■ TASK BRIEF
Reproduce all of the material word for word.

■ DATA RECORDS
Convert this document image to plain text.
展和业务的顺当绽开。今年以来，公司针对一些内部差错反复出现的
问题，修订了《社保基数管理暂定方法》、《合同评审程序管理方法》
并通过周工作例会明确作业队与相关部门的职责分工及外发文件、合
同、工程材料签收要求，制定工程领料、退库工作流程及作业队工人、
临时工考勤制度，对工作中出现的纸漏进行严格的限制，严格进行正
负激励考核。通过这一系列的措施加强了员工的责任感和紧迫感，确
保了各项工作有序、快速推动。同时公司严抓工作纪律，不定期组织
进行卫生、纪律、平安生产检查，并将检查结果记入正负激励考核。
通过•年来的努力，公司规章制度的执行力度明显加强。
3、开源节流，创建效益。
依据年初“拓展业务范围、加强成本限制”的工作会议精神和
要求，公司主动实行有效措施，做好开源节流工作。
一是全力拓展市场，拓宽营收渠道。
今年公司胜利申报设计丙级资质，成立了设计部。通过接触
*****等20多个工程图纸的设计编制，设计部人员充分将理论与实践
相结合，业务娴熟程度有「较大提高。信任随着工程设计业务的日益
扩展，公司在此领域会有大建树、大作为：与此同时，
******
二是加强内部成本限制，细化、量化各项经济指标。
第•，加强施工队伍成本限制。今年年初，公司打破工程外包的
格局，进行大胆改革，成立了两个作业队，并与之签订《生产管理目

■ WRITTEN RESPONSE
Convert this document image to plain text.
展和业务的顺当绽开。今年以来，公司针对一些内部差错反复出现的
问题，修订了《社保基数管理暂定方法》、《合同评审程序管理方法》
并通过周工作例会明确作业队与相关部门的职责分工及外发文件、合
同、工程材料签收要求，制定工程领料、退库工作流程及作业队工人、
临时工考勤制度，对工作中出现的纸漏进行严格的限制，严格进行正
负激励考核。通过这一系列的措施加强了员工的责任感和紧迫感，确
保了各项工作有序、快速推动。同时公司严抓工作纪律，不定期组织
进行卫生、纪律、平安生产检查，并将检查结果记入正负激励考核。
通过•年来的努力，公司规章制度的执行力度明显加强。
3、开源节流，创建效益。
依据年初“拓展业务范围、加强成本限制”的工作会议精神和
要求，公司主动实行有效措施，做好开源节流工作。
一是全力拓展市场，拓宽营收渠道。
今年公司胜利申报设计丙级资质，成立了设计部。通过接触
*****等20多个工程图纸的设计编制，设计部人员充分将理论与实践
相结合，业务娴熟程度有「较大提高。信任随着工程设计业务的日益
扩展，公司在此领域会有大建树、大作为：与此同时，
******
二是加强内部成本限制，细化、量化各项经济指标。
第•，加强施工队伍成本限制。今年年初，公司打破工程外包的
格局，进行大胆改革，成立了两个作业队，并与之签订《生产管理目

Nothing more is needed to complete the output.